= Your goal =
Lines that include the word "Community" are the ones to copy.

#### Data lines

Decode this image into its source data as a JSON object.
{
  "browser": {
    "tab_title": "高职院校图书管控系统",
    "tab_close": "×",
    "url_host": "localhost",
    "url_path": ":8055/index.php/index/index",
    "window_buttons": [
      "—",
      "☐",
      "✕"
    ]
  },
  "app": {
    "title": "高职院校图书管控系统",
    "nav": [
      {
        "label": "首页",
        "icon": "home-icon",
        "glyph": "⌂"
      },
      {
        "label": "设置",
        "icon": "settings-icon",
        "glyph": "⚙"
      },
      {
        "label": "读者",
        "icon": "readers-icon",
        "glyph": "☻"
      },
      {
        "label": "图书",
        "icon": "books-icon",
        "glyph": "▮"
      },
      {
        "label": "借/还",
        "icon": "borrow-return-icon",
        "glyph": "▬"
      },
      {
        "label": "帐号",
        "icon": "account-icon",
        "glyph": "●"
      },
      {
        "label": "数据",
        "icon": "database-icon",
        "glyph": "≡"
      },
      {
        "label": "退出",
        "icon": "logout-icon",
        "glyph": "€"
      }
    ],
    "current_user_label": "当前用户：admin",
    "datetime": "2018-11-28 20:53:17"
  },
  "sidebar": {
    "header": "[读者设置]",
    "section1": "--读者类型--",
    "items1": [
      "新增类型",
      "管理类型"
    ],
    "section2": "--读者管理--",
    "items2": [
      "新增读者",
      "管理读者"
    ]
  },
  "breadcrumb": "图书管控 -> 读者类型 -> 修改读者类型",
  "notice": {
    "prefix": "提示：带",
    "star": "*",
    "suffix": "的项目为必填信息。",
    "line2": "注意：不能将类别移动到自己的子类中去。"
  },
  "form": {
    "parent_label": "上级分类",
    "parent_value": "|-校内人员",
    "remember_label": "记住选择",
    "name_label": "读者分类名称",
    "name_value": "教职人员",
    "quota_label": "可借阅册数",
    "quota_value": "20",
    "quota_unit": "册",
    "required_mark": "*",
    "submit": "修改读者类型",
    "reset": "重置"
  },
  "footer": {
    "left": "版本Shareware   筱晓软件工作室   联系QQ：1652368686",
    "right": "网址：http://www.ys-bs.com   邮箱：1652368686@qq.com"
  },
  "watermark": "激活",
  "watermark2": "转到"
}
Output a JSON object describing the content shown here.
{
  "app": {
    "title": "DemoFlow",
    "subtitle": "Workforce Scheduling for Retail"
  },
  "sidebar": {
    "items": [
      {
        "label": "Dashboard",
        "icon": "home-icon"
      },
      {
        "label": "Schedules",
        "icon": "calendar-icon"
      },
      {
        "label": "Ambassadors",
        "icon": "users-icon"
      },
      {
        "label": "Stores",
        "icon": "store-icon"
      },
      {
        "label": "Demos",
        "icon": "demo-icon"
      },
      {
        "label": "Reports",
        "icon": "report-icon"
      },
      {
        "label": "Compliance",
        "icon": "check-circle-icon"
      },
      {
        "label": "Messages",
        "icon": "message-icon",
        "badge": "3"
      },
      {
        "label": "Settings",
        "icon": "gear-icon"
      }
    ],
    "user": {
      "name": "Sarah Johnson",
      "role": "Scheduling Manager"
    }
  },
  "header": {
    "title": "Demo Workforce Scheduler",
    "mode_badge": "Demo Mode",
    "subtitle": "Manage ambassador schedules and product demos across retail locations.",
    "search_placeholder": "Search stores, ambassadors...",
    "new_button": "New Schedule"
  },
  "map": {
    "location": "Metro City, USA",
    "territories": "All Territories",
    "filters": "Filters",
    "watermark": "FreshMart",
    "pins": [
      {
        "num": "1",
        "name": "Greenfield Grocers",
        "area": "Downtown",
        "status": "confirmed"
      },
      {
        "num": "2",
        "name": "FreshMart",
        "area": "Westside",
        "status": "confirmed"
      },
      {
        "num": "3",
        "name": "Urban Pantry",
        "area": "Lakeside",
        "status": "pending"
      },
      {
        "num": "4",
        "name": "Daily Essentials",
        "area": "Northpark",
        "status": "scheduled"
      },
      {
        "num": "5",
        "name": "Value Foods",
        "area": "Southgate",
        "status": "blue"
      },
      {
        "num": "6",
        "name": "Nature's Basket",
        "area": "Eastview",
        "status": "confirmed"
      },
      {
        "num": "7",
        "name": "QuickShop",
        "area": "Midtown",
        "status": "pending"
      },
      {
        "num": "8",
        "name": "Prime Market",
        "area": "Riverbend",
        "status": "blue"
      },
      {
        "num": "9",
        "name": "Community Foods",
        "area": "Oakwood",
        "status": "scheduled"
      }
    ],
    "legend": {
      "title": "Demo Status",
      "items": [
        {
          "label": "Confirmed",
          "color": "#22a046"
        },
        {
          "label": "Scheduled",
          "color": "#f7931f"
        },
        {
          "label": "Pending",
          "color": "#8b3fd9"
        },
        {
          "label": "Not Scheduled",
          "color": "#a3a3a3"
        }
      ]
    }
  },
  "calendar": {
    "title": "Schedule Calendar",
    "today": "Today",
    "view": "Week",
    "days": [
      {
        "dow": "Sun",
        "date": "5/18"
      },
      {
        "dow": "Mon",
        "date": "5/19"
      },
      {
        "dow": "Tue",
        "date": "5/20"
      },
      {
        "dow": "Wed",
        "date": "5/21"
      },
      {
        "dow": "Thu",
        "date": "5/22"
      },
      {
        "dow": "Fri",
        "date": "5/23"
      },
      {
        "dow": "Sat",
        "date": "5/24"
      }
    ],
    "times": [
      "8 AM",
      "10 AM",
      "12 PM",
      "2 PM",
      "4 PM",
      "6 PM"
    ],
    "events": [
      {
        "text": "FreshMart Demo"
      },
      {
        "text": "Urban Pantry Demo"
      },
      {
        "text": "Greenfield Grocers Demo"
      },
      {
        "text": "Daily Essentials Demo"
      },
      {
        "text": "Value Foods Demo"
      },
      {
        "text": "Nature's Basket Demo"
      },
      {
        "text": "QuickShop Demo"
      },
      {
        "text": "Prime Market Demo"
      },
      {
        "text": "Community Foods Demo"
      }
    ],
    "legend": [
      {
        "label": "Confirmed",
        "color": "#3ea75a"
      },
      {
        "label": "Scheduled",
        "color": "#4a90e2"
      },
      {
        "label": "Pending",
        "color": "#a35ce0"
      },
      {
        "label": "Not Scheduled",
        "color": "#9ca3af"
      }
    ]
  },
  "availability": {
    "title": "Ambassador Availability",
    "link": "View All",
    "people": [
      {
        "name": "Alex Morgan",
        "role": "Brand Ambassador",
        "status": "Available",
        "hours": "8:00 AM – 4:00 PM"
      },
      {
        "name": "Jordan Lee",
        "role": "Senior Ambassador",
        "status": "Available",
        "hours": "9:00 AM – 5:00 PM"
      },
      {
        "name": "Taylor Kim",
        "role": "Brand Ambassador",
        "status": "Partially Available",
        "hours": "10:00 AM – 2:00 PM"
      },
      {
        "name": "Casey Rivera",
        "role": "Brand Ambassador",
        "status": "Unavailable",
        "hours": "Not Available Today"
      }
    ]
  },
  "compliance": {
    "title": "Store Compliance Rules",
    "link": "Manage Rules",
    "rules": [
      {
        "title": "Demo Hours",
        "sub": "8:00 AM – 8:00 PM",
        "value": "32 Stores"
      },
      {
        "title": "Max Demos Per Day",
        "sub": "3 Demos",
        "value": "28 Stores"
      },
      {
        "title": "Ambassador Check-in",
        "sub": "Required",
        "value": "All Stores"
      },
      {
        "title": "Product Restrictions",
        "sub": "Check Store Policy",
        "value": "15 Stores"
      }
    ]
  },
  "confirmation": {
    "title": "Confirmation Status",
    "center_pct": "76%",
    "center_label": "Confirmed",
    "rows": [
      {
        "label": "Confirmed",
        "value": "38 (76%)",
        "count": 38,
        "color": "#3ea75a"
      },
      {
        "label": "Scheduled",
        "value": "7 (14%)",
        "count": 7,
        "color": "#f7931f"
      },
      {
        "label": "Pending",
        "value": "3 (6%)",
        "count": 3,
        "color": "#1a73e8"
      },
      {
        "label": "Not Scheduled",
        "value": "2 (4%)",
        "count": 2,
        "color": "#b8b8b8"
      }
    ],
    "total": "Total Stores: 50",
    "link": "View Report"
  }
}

########

= Solution for this problem =
        "name": "Community Foods",
        "text": "Community Foods Demo"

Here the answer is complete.